[Dataset excerpts]
···
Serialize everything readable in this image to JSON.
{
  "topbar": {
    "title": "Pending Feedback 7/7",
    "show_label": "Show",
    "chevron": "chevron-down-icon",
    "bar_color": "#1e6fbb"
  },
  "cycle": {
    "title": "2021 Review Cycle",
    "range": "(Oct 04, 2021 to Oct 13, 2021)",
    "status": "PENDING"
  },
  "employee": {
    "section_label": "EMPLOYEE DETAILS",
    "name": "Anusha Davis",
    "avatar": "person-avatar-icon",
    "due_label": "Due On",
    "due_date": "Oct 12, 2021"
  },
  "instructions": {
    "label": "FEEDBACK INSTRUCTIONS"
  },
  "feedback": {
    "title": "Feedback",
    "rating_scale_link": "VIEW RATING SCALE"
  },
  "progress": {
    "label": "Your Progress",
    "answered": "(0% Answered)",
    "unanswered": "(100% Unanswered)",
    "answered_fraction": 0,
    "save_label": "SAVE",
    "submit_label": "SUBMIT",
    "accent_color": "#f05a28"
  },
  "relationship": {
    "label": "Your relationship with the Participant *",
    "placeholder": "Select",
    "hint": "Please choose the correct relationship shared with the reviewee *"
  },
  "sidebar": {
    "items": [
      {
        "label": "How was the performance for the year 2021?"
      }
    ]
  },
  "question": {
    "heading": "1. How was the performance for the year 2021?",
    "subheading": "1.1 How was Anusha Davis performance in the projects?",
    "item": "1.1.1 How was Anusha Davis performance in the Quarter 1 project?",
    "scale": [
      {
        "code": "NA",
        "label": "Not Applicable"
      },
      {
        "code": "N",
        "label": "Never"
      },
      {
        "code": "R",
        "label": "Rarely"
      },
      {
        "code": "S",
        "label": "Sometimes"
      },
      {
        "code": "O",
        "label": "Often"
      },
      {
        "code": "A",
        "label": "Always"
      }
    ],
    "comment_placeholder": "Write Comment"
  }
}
···
→ What you will do
Every record should be repeated exactly; please leave none out.

→ The completed task
Serialize everything readable in this image to JSON.
{
  "topbar": {
    "title": "Pending Feedback 7/7",
    "show_label": "Show",
    "chevron": "chevron-down-icon",
    "bar_color": "#1e6fbb"
  },
  "cycle": {
    "title": "2021 Review Cycle",
    "range": "(Oct 04, 2021 to Oct 13, 2021)",
    "status": "PENDING"
  },
  "employee": {
    "section_label": "EMPLOYEE DETAILS",
    "name": "Anusha Davis",
    "avatar": "person-avatar-icon",
    "due_label": "Due On",
    "due_date": "Oct 12, 2021"
  },
  "instructions": {
    "label": "FEEDBACK INSTRUCTIONS"
  },
  "feedback": {
    "title": "Feedback",
    "rating_scale_link": "VIEW RATING SCALE"
  },
  "progress": {
    "label": "Your Progress",
    "answered": "(0% Answered)",
    "unanswered": "(100% Unanswered)",
    "answered_fraction": 0,
    "save_label": "SAVE",
    "submit_label": "SUBMIT",
    "accent_color": "#f05a28"
  },
  "relationship": {
    "label": "Your relationship with the Participant *",
    "placeholder": "Select",
    "hint": "Please choose the correct relationship shared with the reviewee *"
  },
  "sidebar": {
    "items": [
      {
        "label": "How was the performance for the year 2021?"
      }
    ]
  },
  "question": {
    "heading": "1. How was the performance for the year 2021?",
    "subheading": "1.1 How was Anusha Davis performance in the projects?",
    "item": "1.1.1 How was Anusha Davis performance in the Quarter 1 project?",
    "scale": [
      {
        "code": "NA",
        "label": "Not Applicable"
      },
      {
        "code": "N",
        "label": "Never"
      },
      {
        "code": "R",
        "label": "Rarely"
      },
      {
        "code": "S",
        "label": "Sometimes"
      },
      {
        "code": "O",
        "label": "Often"
      },
      {
        "code": "A",
        "label": "Always"
      }
    ],
    "comment_placeholder": "Write Comment"
  }
}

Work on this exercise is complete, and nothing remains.